▸ Goal of the exercise:
Only the number is wanted: how many lines of the data contain "advection"?

[Figure collection entries]
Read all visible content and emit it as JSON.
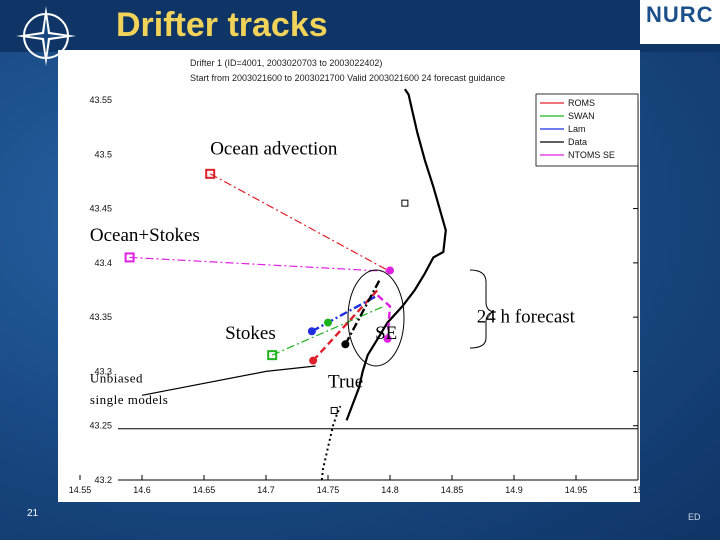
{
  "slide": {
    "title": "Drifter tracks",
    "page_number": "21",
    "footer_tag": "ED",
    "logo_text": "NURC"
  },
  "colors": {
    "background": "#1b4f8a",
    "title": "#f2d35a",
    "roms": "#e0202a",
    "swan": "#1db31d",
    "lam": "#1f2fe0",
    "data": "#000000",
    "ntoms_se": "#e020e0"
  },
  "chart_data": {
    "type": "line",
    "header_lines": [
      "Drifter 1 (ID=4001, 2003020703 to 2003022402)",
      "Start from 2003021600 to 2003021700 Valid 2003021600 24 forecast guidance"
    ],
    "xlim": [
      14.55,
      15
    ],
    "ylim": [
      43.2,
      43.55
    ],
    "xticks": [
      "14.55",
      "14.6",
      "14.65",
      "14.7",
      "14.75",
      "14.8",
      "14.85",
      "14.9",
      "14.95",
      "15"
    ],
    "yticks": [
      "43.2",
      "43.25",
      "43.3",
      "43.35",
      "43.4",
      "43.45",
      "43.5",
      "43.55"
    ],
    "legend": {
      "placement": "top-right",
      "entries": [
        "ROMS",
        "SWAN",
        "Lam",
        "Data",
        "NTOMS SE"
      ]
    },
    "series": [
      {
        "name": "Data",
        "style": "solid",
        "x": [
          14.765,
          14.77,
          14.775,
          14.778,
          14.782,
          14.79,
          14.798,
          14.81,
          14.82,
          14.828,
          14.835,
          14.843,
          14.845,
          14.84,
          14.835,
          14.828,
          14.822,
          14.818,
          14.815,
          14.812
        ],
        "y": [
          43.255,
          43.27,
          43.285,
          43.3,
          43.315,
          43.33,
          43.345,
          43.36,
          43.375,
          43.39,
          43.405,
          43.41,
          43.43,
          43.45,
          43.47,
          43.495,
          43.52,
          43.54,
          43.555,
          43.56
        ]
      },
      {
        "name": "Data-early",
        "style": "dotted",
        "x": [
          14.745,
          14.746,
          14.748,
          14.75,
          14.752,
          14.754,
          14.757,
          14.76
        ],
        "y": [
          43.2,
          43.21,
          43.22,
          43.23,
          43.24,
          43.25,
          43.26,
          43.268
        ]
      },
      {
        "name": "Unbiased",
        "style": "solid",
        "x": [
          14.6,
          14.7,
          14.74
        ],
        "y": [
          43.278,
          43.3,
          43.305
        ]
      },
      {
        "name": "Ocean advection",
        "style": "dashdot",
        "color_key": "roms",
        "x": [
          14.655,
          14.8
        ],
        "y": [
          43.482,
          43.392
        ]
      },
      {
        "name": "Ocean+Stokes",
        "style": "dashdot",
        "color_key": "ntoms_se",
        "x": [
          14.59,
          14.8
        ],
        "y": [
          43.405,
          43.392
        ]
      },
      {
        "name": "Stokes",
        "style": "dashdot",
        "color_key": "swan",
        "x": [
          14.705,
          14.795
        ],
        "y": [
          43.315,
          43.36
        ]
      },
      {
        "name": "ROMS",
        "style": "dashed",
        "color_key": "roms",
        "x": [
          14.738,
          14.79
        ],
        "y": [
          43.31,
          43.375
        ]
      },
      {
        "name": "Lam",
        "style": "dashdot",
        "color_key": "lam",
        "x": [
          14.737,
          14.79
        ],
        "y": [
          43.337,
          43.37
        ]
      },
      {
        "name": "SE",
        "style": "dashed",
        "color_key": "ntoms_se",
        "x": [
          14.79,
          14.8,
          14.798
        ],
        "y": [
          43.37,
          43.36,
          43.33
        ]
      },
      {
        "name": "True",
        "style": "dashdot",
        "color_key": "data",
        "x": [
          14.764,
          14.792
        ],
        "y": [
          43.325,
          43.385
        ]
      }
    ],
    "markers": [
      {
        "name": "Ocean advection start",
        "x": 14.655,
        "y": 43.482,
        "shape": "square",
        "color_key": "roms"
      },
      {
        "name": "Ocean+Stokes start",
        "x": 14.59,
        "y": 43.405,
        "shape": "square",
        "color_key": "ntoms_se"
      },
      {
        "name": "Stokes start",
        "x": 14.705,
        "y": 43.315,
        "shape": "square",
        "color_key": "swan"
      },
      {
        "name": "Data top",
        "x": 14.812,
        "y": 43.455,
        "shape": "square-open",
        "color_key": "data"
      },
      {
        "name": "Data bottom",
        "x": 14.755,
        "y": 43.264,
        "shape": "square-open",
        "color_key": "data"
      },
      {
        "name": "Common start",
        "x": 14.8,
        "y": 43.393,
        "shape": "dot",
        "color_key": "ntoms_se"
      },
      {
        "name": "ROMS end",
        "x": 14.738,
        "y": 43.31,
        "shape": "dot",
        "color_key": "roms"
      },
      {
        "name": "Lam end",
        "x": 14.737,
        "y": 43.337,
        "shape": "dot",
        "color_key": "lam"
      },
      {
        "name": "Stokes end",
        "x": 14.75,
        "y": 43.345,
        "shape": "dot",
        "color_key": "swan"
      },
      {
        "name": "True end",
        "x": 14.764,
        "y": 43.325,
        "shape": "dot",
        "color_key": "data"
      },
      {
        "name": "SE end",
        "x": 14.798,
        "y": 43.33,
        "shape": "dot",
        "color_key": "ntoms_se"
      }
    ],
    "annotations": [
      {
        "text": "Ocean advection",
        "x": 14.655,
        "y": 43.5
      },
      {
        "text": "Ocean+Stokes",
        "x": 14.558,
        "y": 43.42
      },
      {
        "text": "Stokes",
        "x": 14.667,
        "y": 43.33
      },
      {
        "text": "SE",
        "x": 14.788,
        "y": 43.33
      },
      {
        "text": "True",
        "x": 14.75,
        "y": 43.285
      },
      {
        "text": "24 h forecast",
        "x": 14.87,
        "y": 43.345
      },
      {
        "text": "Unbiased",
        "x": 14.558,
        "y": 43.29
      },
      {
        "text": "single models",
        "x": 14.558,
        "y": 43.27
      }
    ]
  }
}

▸ Solution:
3